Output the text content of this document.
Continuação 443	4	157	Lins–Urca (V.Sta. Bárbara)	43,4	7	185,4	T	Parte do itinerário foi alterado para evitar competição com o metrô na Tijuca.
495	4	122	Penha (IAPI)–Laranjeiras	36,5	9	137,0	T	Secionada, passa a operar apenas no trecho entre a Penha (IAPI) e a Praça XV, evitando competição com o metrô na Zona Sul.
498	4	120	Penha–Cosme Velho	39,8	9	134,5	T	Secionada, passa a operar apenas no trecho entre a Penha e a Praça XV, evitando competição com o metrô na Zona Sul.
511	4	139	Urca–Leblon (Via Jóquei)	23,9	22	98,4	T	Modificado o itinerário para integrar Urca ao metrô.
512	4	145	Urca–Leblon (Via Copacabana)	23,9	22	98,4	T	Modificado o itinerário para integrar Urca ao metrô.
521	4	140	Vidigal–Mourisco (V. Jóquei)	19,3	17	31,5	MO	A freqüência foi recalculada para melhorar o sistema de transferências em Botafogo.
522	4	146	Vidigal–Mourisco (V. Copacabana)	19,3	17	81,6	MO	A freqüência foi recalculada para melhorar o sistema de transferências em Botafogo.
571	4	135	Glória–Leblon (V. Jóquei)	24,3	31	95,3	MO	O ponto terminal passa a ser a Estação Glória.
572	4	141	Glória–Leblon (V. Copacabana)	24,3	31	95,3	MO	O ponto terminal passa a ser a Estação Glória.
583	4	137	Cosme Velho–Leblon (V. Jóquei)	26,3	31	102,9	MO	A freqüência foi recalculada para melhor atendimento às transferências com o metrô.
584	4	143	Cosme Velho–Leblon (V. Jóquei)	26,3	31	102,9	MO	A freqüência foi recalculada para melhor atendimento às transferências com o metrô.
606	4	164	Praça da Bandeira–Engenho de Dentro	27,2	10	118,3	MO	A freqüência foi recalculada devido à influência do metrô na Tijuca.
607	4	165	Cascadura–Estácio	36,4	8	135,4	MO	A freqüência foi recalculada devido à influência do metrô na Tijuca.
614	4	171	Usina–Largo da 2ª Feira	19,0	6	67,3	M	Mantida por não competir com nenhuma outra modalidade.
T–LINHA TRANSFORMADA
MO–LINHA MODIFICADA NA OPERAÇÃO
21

YOUR GOAL
Return the listing above in its exact form.

RESPONSE TO THE TASK
Output the text content of this document.
Continuação 443	4	157	Lins–Urca (V.Sta. Bárbara)	43,4	7	185,4	T	Parte do itinerário foi alterado para evitar competição com o metrô na Tijuca.
495	4	122	Penha (IAPI)–Laranjeiras	36,5	9	137,0	T	Secionada, passa a operar apenas no trecho entre a Penha (IAPI) e a Praça XV, evitando competição com o metrô na Zona Sul.
498	4	120	Penha–Cosme Velho	39,8	9	134,5	T	Secionada, passa a operar apenas no trecho entre a Penha e a Praça XV, evitando competição com o metrô na Zona Sul.
511	4	139	Urca–Leblon (Via Jóquei)	23,9	22	98,4	T	Modificado o itinerário para integrar Urca ao metrô.
512	4	145	Urca–Leblon (Via Copacabana)	23,9	22	98,4	T	Modificado o itinerário para integrar Urca ao metrô.
521	4	140	Vidigal–Mourisco (V. Jóquei)	19,3	17	31,5	MO	A freqüência foi recalculada para melhorar o sistema de transferências em Botafogo.
522	4	146	Vidigal–Mourisco (V. Copacabana)	19,3	17	81,6	MO	A freqüência foi recalculada para melhorar o sistema de transferências em Botafogo.
571	4	135	Glória–Leblon (V. Jóquei)	24,3	31	95,3	MO	O ponto terminal passa a ser a Estação Glória.
572	4	141	Glória–Leblon (V. Copacabana)	24,3	31	95,3	MO	O ponto terminal passa a ser a Estação Glória.
583	4	137	Cosme Velho–Leblon (V. Jóquei)	26,3	31	102,9	MO	A freqüência foi recalculada para melhor atendimento às transferências com o metrô.
584	4	143	Cosme Velho–Leblon (V. Jóquei)	26,3	31	102,9	MO	A freqüência foi recalculada para melhor atendimento às transferências com o metrô.
606	4	164	Praça da Bandeira–Engenho de Dentro	27,2	10	118,3	MO	A freqüência foi recalculada devido à influência do metrô na Tijuca.
607	4	165	Cascadura–Estácio	36,4	8	135,4	MO	A freqüência foi recalculada devido à influência do metrô na Tijuca.
614	4	171	Usina–Largo da 2ª Feira	19,0	6	67,3	M	Mantida por não competir com nenhuma outra modalidade.
T–LINHA TRANSFORMADA
MO–LINHA MODIFICADA NA OPERAÇÃO
21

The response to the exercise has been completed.